> [Excerpted text]
★ ★ ★
Sizer Cemetery on County O
From the "Ozaukee Press" newspaper, Thursday, September 23, 1948 --
Rejuvenate Century Old Cemetery
Call For Help to Clean Up Plot Near Saukville
Saukville -- Volunteers armed with axes, shovels, sickles,
pruning shears and saws are being sought to help clean up one of Ozaukee county's
Everyone who wants to give a hand with this centennial project is asked to come to the old cemetery on country trunk O two and a half miles north of Saukville Saturday, Sept. 25. There will be someone there from 9 a.m. till evening. Wear heavy gloves and old clothes.
The cemetery is the resting place for over 30 of the county's pioneers. Most of them have no immediate survivors left in this area so the graves have long been neglected and the cemetery is a wilderness of brambles. The stones have been laid over the graves to prevent breakages by vandals and the elements.
★ ★ ★
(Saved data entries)
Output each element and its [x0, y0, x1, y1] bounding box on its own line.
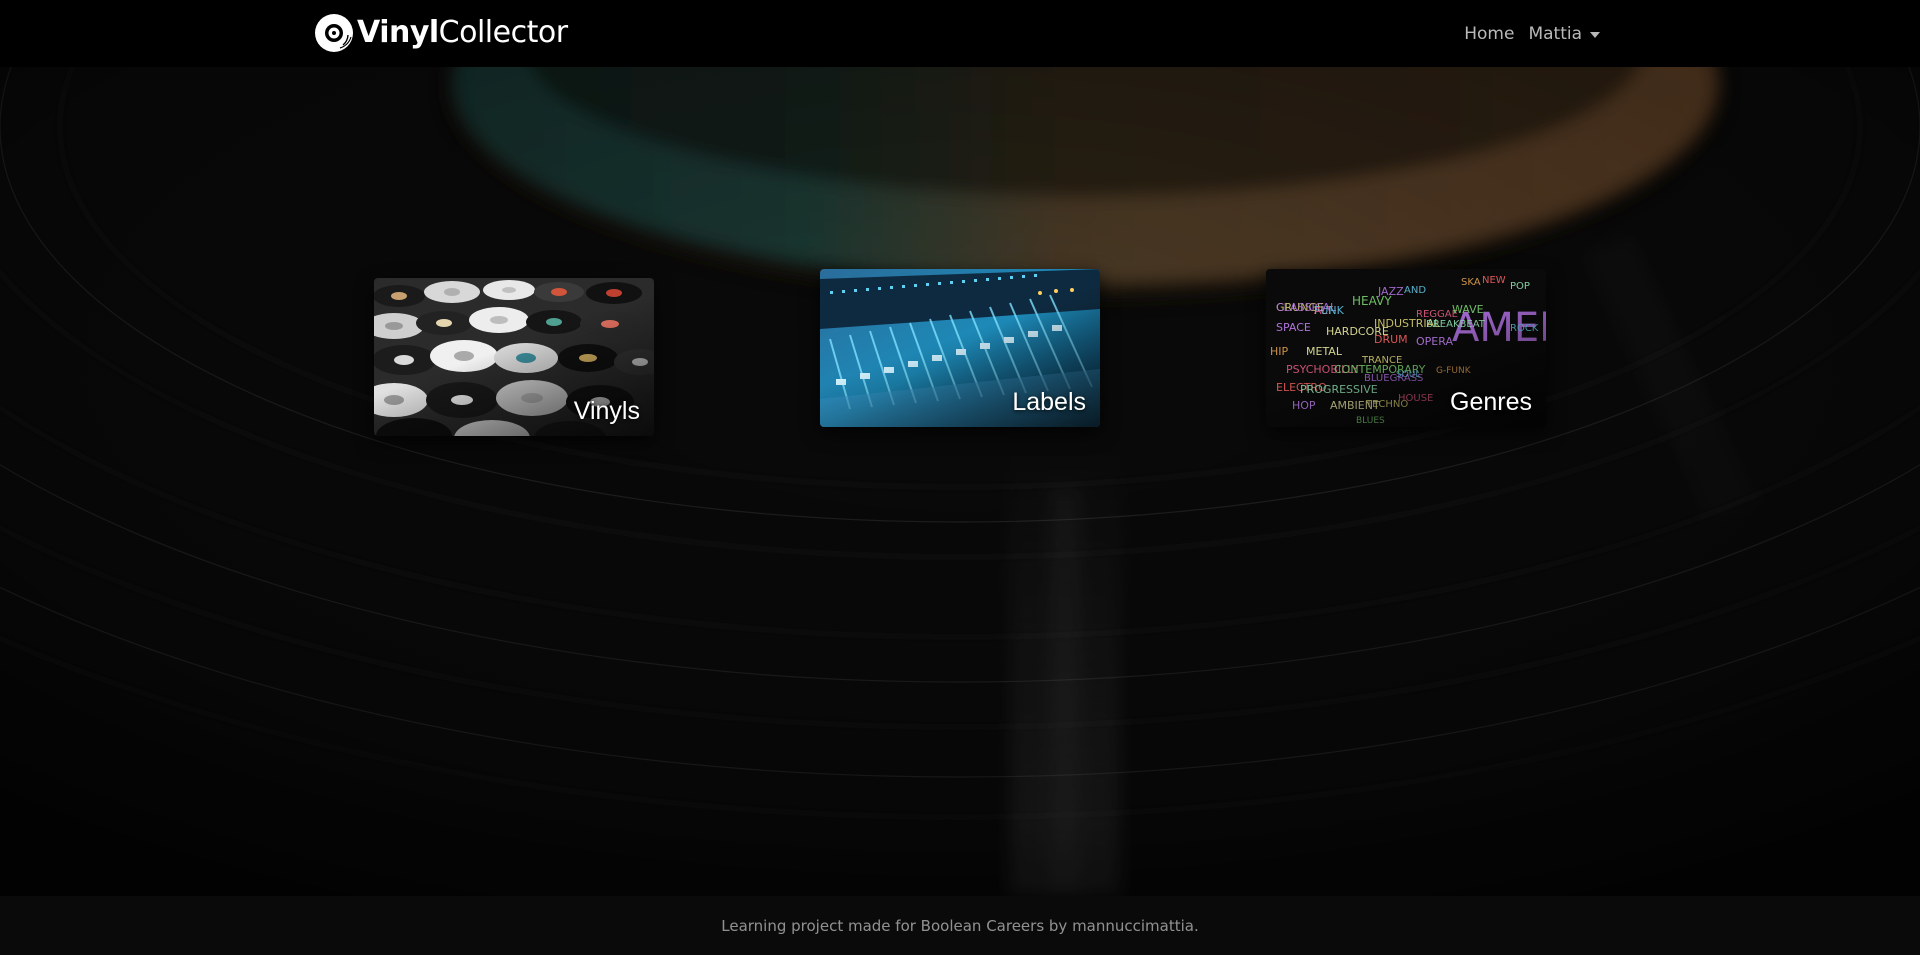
genres-card[interactable]: GRUNGEALTHEAVYJAZZANDSKANEWPOPSPACEHARDC…	[1266, 269, 1546, 427]
user-name: Mattia	[1528, 23, 1582, 44]
vinyls-card-label: Vinyls	[573, 397, 640, 425]
vinyl-background-image	[0, 67, 1920, 896]
labels-card-label: Labels	[1012, 388, 1086, 416]
vinyls-card[interactable]: Vinyls	[374, 278, 654, 436]
brand-name-regular: Collector	[438, 15, 568, 50]
vinyl-record-icon	[315, 14, 353, 52]
navbar: VinylCollector Home Mattia	[0, 0, 1920, 67]
footer-text: Learning project made for Boolean Career…	[721, 916, 1199, 935]
brand-link[interactable]: VinylCollector	[314, 13, 568, 53]
genres-card-label: Genres	[1450, 388, 1532, 416]
footer: Learning project made for Boolean Career…	[0, 896, 1920, 955]
brand-name-bold: Vinyl	[357, 15, 439, 50]
nav-home-link[interactable]: Home	[1464, 24, 1514, 44]
nav-links: Home Mattia	[1464, 0, 1600, 67]
user-dropdown-toggle[interactable]: Mattia	[1528, 24, 1600, 44]
hero-section: Vinyls Labels Genres	[0, 67, 1920, 896]
labels-card[interactable]: Labels	[820, 269, 1100, 427]
caret-down-icon	[1590, 31, 1600, 38]
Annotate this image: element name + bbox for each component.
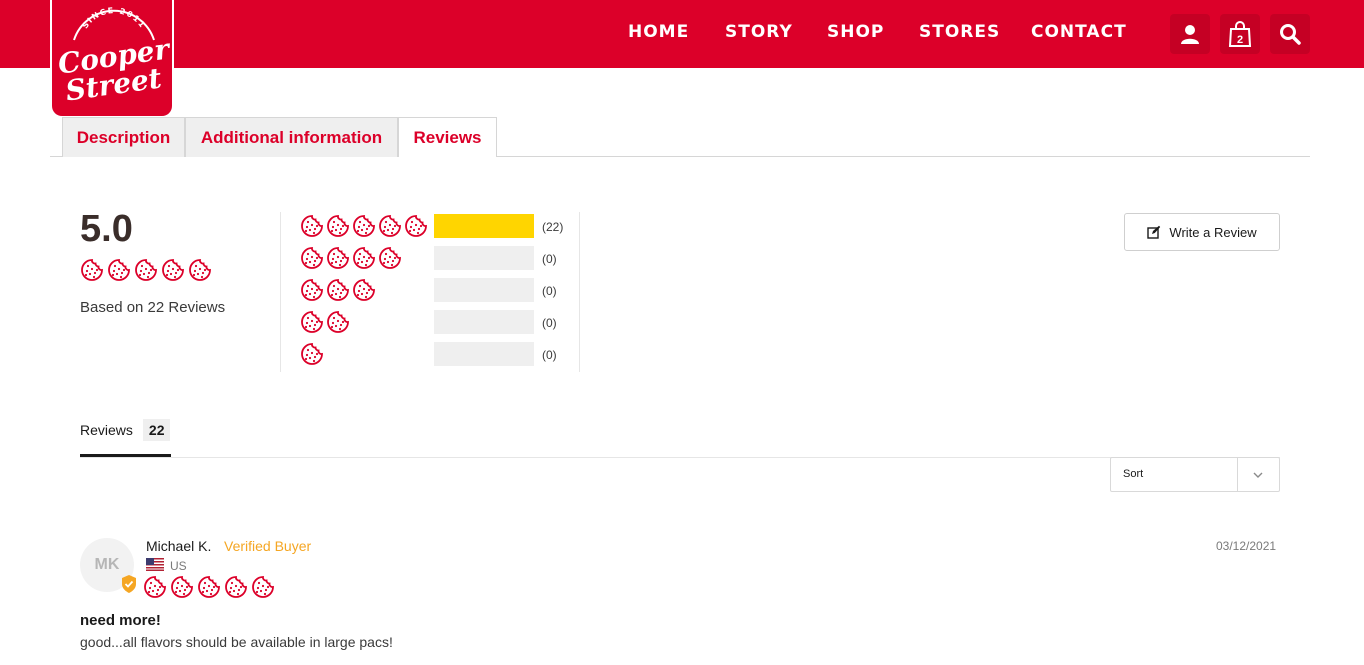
reviewer-name: Michael K. [146, 538, 212, 554]
chevron-down-icon [1253, 472, 1263, 478]
summary-divider-left [280, 212, 281, 372]
brand-logo[interactable]: SINCE 2011 Cooper Street [50, 0, 174, 118]
logo-since-text: SINCE 2011 [80, 6, 146, 30]
cookie-icon [405, 215, 427, 237]
cookie-icon [189, 259, 211, 281]
cookie-icon [327, 247, 349, 269]
histogram-bar [434, 310, 534, 334]
histogram-count: (0) [542, 284, 557, 298]
histogram-count: (22) [542, 220, 564, 234]
cart-button[interactable]: 2 [1220, 14, 1260, 54]
nav-story[interactable]: STORY [725, 22, 793, 42]
shopping-bag-icon: 2 [1228, 21, 1252, 47]
review-date: 03/12/2021 [1216, 539, 1277, 553]
svg-text:SINCE 2011: SINCE 2011 [80, 6, 147, 30]
nav-home[interactable]: HOME [628, 22, 689, 42]
edit-icon [1147, 225, 1161, 239]
cookie-icon [327, 279, 349, 301]
cookie-icon [301, 247, 323, 269]
tab-additional-information[interactable]: Additional information [185, 117, 398, 157]
summary-divider-right [579, 212, 580, 372]
histogram-cookies [300, 246, 402, 270]
account-button[interactable] [1170, 14, 1210, 54]
cookie-icon [327, 311, 349, 333]
write-review-button[interactable]: Write a Review [1124, 213, 1280, 251]
reviews-tab-label: Reviews [80, 422, 133, 438]
verified-badge-icon [122, 575, 136, 593]
histogram-cookies [300, 342, 324, 366]
sort-select[interactable]: Sort [1110, 457, 1280, 492]
histogram-cookies [300, 214, 428, 238]
cookie-icon [225, 576, 247, 598]
cookie-icon [144, 576, 166, 598]
cookie-icon [379, 215, 401, 237]
average-rating: 5.0 [80, 208, 133, 250]
cookie-icon [379, 247, 401, 269]
cookie-icon [301, 215, 323, 237]
nav-contact[interactable]: CONTACT [1031, 22, 1127, 42]
cookie-icon [108, 259, 130, 281]
cookie-icon [135, 259, 157, 281]
cart-count: 2 [1237, 34, 1243, 46]
us-flag-icon [146, 558, 164, 571]
review-body: good...all flavors should be available i… [80, 634, 393, 650]
cookie-icon [353, 279, 375, 301]
cookie-icon [301, 343, 323, 365]
reviews-tab-count: 22 [142, 419, 171, 441]
histogram-bar-fill [434, 214, 534, 238]
histogram-count: (0) [542, 252, 557, 266]
based-on-count: Based on 22 Reviews [80, 299, 226, 316]
tab-description[interactable]: Description [62, 117, 185, 157]
histogram-bar [434, 214, 534, 238]
sort-label: Sort [1123, 468, 1144, 480]
verified-buyer-label: Verified Buyer [224, 538, 312, 554]
reviews-divider [80, 457, 1280, 458]
cookie-icon [353, 215, 375, 237]
cookie-icon [162, 259, 184, 281]
cookie-icon [353, 247, 375, 269]
user-icon [1181, 25, 1199, 44]
review-title: need more! [80, 612, 161, 629]
cooper-street-logo-icon: SINCE 2011 Cooper Street [56, 6, 174, 108]
histogram-cookies [300, 310, 350, 334]
histogram-cookies [300, 278, 376, 302]
nav-shop[interactable]: SHOP [827, 22, 884, 42]
cookie-icon [81, 259, 103, 281]
cookie-icon [327, 215, 349, 237]
cookie-icon [198, 576, 220, 598]
tab-reviews[interactable]: Reviews [398, 117, 497, 157]
write-review-label: Write a Review [1169, 224, 1257, 240]
reviews-list-tab[interactable]: Reviews 22 [80, 419, 171, 441]
avatar-initials: MK [94, 556, 120, 573]
sort-divider [1237, 458, 1238, 491]
nav-stores[interactable]: STORES [919, 22, 1000, 42]
histogram-bar [434, 246, 534, 270]
cookie-icon [252, 576, 274, 598]
histogram-bar [434, 278, 534, 302]
search-icon [1280, 24, 1301, 45]
cookie-icon [301, 311, 323, 333]
search-button[interactable] [1270, 14, 1310, 54]
histogram-bar [434, 342, 534, 366]
histogram-count: (0) [542, 348, 557, 362]
reviewer-country: US [170, 559, 187, 573]
cookie-icon [301, 279, 323, 301]
review-cookie-rating [143, 575, 275, 599]
histogram-count: (0) [542, 316, 557, 330]
average-cookie-rating [80, 258, 212, 282]
cookie-icon [171, 576, 193, 598]
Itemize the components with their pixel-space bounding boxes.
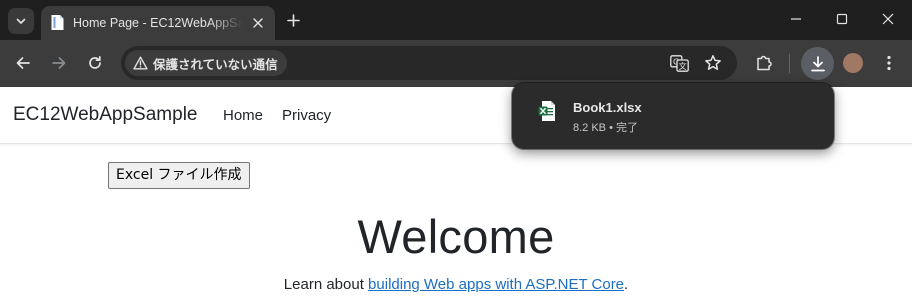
★ ★ ★
> [What to work on] In the newspaper item about the old cemetery near Saukville, retype everything from "Sizer Cemetery on" down to "and the elements.".

> [The result]
Sizer Cemetery on County O
From the "Ozaukee Press" newspaper, Thursday, September 23, 1948 --
Rejuvenate Century Old Cemetery
Call For Help to Clean Up Plot Near Saukville
Saukville -- Volunteers armed with axes, shovels, sickles,
pruning shears and saws are being sought to help clean up one of Ozaukee county's
Everyone who wants to give a hand with this centennial project is asked to come to the old cemetery on country trunk O two and a half miles north of Saukville Saturday, Sept. 25. There will be someone there from 9 a.m. till evening. Wear heavy gloves and old clothes.
The cemetery is the resting place for over 30 of the county's pioneers. Most of them have no immediate survivors left in this area so the graves have long been neglected and the cemetery is a wilderness of brambles. The stones have been laid over the graves to prevent breakages by vandals and the elements.